### ABOUT THIS EXERCISE
What is needed is an exact copy of all the records.

[Dataset entries]
=-=-=-=-=
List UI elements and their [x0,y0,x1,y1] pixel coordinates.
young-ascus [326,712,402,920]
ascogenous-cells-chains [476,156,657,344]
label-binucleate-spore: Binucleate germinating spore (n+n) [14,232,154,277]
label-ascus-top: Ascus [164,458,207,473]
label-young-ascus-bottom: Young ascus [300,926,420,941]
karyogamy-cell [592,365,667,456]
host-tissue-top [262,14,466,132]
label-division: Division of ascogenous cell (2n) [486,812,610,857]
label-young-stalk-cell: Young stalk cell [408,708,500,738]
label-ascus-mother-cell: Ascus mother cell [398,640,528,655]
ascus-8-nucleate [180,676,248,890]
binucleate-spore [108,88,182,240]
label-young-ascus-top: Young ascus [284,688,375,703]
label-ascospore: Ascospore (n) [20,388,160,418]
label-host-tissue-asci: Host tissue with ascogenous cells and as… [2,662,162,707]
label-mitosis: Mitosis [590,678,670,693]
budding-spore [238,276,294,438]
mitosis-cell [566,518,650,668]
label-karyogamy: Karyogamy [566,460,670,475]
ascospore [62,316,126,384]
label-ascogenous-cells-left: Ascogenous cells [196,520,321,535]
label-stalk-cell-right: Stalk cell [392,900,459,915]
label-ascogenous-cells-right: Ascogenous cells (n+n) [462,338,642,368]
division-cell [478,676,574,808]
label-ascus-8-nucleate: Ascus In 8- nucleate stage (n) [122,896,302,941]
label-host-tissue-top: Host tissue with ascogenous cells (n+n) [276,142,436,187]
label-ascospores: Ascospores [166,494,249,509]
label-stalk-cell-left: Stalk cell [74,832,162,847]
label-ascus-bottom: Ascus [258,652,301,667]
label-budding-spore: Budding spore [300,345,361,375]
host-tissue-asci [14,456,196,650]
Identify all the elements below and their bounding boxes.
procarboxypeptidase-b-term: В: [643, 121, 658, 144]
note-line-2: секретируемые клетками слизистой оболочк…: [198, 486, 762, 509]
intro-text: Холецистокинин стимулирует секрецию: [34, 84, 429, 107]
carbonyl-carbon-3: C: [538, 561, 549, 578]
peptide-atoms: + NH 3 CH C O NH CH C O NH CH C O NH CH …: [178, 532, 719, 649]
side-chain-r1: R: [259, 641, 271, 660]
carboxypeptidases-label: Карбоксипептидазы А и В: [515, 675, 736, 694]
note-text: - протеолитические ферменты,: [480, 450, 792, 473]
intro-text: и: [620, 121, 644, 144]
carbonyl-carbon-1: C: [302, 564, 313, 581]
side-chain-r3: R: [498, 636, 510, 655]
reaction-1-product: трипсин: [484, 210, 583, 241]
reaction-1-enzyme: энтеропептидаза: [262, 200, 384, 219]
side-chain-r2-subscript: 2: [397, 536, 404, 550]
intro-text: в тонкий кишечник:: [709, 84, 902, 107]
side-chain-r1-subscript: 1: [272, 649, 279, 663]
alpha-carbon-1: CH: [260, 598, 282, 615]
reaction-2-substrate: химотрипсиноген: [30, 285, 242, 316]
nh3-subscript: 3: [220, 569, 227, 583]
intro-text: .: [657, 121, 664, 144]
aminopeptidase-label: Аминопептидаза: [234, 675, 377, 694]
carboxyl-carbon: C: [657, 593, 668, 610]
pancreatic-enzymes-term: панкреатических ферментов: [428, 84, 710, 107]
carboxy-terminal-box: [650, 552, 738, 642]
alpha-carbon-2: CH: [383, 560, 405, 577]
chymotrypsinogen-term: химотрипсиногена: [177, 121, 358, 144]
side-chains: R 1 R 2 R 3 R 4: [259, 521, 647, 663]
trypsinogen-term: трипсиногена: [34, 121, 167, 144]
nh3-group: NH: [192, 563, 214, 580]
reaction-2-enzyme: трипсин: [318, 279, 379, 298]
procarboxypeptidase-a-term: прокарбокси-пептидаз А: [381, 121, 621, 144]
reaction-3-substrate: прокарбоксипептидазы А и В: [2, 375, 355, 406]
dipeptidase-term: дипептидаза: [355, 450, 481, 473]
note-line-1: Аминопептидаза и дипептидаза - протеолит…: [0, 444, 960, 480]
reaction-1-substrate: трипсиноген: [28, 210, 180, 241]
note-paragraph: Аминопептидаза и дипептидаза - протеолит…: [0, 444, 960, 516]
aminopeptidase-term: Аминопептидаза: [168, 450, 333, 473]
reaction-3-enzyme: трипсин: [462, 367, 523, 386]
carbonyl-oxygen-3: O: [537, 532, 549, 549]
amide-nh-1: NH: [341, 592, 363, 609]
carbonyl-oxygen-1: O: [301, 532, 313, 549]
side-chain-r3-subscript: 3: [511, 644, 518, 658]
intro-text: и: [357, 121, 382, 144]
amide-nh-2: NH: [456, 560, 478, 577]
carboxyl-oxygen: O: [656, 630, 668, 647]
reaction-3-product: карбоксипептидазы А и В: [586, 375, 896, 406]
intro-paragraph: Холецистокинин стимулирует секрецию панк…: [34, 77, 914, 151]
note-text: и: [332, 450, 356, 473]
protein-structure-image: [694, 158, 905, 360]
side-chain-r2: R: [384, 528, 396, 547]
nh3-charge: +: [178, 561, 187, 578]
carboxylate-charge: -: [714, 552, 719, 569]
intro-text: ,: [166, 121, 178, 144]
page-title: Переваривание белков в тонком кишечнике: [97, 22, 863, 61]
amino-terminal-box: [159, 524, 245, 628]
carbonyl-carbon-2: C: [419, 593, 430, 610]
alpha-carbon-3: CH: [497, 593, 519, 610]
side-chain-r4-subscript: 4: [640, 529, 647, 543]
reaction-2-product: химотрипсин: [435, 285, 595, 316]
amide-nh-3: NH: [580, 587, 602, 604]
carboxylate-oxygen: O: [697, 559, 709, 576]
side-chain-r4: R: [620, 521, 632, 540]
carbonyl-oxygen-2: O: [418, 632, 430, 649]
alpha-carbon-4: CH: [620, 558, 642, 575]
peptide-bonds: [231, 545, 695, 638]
=-=-=-=-=
### ANSWER TO THIS PROBLEM
List UI elements and their [x0,y0,x1,y1] pixel coordinates.
young-ascus [326,712,402,920]
ascogenous-cells-chains [476,156,657,344]
label-binucleate-spore: Binucleate germinating spore (n+n) [14,232,154,277]
label-ascus-top: Ascus [164,458,207,473]
label-young-ascus-bottom: Young ascus [300,926,420,941]
karyogamy-cell [592,365,667,456]
host-tissue-top [262,14,466,132]
label-division: Division of ascogenous cell (2n) [486,812,610,857]
label-young-stalk-cell: Young stalk cell [408,708,500,738]
label-ascus-mother-cell: Ascus mother cell [398,640,528,655]
ascus-8-nucleate [180,676,248,890]
binucleate-spore [108,88,182,240]
label-young-ascus-top: Young ascus [284,688,375,703]
label-ascospore: Ascospore (n) [20,388,160,418]
label-host-tissue-asci: Host tissue with ascogenous cells and as… [2,662,162,707]
label-mitosis: Mitosis [590,678,670,693]
budding-spore [238,276,294,438]
mitosis-cell [566,518,650,668]
label-karyogamy: Karyogamy [566,460,670,475]
ascospore [62,316,126,384]
label-ascogenous-cells-left: Ascogenous cells [196,520,321,535]
label-stalk-cell-right: Stalk cell [392,900,459,915]
label-ascogenous-cells-right: Ascogenous cells (n+n) [462,338,642,368]
division-cell [478,676,574,808]
label-ascus-8-nucleate: Ascus In 8- nucleate stage (n) [122,896,302,941]
label-host-tissue-top: Host tissue with ascogenous cells (n+n) [276,142,436,187]
label-ascospores: Ascospores [166,494,249,509]
label-stalk-cell-left: Stalk cell [74,832,162,847]
label-ascus-bottom: Ascus [258,652,301,667]
label-budding-spore: Budding spore [300,345,361,375]
host-tissue-asci [14,456,196,650]
Identify all the elements below and their bounding boxes.
procarboxypeptidase-b-term: В: [643, 121, 658, 144]
note-line-2: секретируемые клетками слизистой оболочк…: [198, 486, 762, 509]
intro-text: Холецистокинин стимулирует секрецию: [34, 84, 429, 107]
carbonyl-carbon-3: C: [538, 561, 549, 578]
peptide-atoms: + NH 3 CH C O NH CH C O NH CH C O NH CH …: [178, 532, 719, 649]
side-chain-r1: R: [259, 641, 271, 660]
carboxypeptidases-label: Карбоксипептидазы А и В: [515, 675, 736, 694]
note-text: - протеолитические ферменты,: [480, 450, 792, 473]
intro-text: и: [620, 121, 644, 144]
carbonyl-carbon-1: C: [302, 564, 313, 581]
side-chain-r3: R: [498, 636, 510, 655]
reaction-1-product: трипсин: [484, 210, 583, 241]
reaction-1-enzyme: энтеропептидаза: [262, 200, 384, 219]
side-chain-r2-subscript: 2: [397, 536, 404, 550]
intro-text: в тонкий кишечник:: [709, 84, 902, 107]
side-chain-r1-subscript: 1: [272, 649, 279, 663]
alpha-carbon-1: CH: [260, 598, 282, 615]
reaction-2-substrate: химотрипсиноген: [30, 285, 242, 316]
nh3-subscript: 3: [220, 569, 227, 583]
intro-text: .: [657, 121, 664, 144]
aminopeptidase-label: Аминопептидаза: [234, 675, 377, 694]
carboxyl-carbon: C: [657, 593, 668, 610]
pancreatic-enzymes-term: панкреатических ферментов: [428, 84, 710, 107]
carboxy-terminal-box: [650, 552, 738, 642]
alpha-carbon-2: CH: [383, 560, 405, 577]
chymotrypsinogen-term: химотрипсиногена: [177, 121, 358, 144]
side-chains: R 1 R 2 R 3 R 4: [259, 521, 647, 663]
trypsinogen-term: трипсиногена: [34, 121, 167, 144]
nh3-group: NH: [192, 563, 214, 580]
reaction-2-enzyme: трипсин: [318, 279, 379, 298]
procarboxypeptidase-a-term: прокарбокси-пептидаз А: [381, 121, 621, 144]
reaction-3-substrate: прокарбоксипептидазы А и В: [2, 375, 355, 406]
dipeptidase-term: дипептидаза: [355, 450, 481, 473]
note-line-1: Аминопептидаза и дипептидаза - протеолит…: [0, 444, 960, 480]
reaction-1-substrate: трипсиноген: [28, 210, 180, 241]
note-paragraph: Аминопептидаза и дипептидаза - протеолит…: [0, 444, 960, 516]
aminopeptidase-term: Аминопептидаза: [168, 450, 333, 473]
reaction-3-enzyme: трипсин: [462, 367, 523, 386]
carbonyl-oxygen-3: O: [537, 532, 549, 549]
amide-nh-1: NH: [341, 592, 363, 609]
carbonyl-oxygen-1: O: [301, 532, 313, 549]
side-chain-r3-subscript: 3: [511, 644, 518, 658]
intro-text: и: [357, 121, 382, 144]
amide-nh-2: NH: [456, 560, 478, 577]
carboxyl-oxygen: O: [656, 630, 668, 647]
reaction-3-product: карбоксипептидазы А и В: [586, 375, 896, 406]
intro-paragraph: Холецистокинин стимулирует секрецию панк…: [34, 77, 914, 151]
note-text: и: [332, 450, 356, 473]
protein-structure-image: [694, 158, 905, 360]
side-chain-r2: R: [384, 528, 396, 547]
nh3-charge: +: [178, 561, 187, 578]
carboxylate-charge: -: [714, 552, 719, 569]
intro-text: ,: [166, 121, 178, 144]
page-title: Переваривание белков в тонком кишечнике: [97, 22, 863, 61]
amino-terminal-box: [159, 524, 245, 628]
carbonyl-carbon-2: C: [419, 593, 430, 610]
alpha-carbon-3: CH: [497, 593, 519, 610]
side-chain-r4-subscript: 4: [640, 529, 647, 543]
reaction-2-product: химотрипсин: [435, 285, 595, 316]
amide-nh-3: NH: [580, 587, 602, 604]
carboxylate-oxygen: O: [697, 559, 709, 576]
side-chain-r4: R: [620, 521, 632, 540]
carbonyl-oxygen-2: O: [418, 632, 430, 649]
alpha-carbon-4: CH: [620, 558, 642, 575]
peptide-bonds: [231, 545, 695, 638]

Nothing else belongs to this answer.